[Collected data]
------

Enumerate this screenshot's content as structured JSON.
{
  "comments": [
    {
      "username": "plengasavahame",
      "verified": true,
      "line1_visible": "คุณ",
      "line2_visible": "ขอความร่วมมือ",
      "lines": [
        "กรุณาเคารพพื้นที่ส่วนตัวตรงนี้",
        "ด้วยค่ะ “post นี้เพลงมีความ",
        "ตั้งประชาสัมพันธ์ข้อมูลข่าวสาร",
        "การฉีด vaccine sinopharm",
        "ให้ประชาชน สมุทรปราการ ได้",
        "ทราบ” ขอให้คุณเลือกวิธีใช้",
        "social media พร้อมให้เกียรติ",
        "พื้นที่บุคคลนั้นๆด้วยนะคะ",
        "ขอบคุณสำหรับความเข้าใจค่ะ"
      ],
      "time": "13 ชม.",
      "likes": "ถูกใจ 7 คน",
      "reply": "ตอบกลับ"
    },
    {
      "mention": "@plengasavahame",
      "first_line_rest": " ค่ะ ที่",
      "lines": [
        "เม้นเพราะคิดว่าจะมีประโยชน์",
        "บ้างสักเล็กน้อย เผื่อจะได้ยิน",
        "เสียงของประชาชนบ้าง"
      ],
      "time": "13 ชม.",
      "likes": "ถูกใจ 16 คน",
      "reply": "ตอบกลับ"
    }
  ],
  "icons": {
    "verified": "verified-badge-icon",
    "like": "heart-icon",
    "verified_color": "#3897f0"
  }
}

------

Written request
Quote all the records. Keep every word exact.

Problem solution
Enumerate this screenshot's content as structured JSON.
{
  "comments": [
    {
      "username": "plengasavahame",
      "verified": true,
      "line1_visible": "คุณ",
      "line2_visible": "ขอความร่วมมือ",
      "lines": [
        "กรุณาเคารพพื้นที่ส่วนตัวตรงนี้",
        "ด้วยค่ะ “post นี้เพลงมีความ",
        "ตั้งประชาสัมพันธ์ข้อมูลข่าวสาร",
        "การฉีด vaccine sinopharm",
        "ให้ประชาชน สมุทรปราการ ได้",
        "ทราบ” ขอให้คุณเลือกวิธีใช้",
        "social media พร้อมให้เกียรติ",
        "พื้นที่บุคคลนั้นๆด้วยนะคะ",
        "ขอบคุณสำหรับความเข้าใจค่ะ"
      ],
      "time": "13 ชม.",
      "likes": "ถูกใจ 7 คน",
      "reply": "ตอบกลับ"
    },
    {
      "mention": "@plengasavahame",
      "first_line_rest": " ค่ะ ที่",
      "lines": [
        "เม้นเพราะคิดว่าจะมีประโยชน์",
        "บ้างสักเล็กน้อย เผื่อจะได้ยิน",
        "เสียงของประชาชนบ้าง"
      ],
      "time": "13 ชม.",
      "likes": "ถูกใจ 16 คน",
      "reply": "ตอบกลับ"
    }
  ],
  "icons": {
    "verified": "verified-badge-icon",
    "like": "heart-icon",
    "verified_color": "#3897f0"
  }
}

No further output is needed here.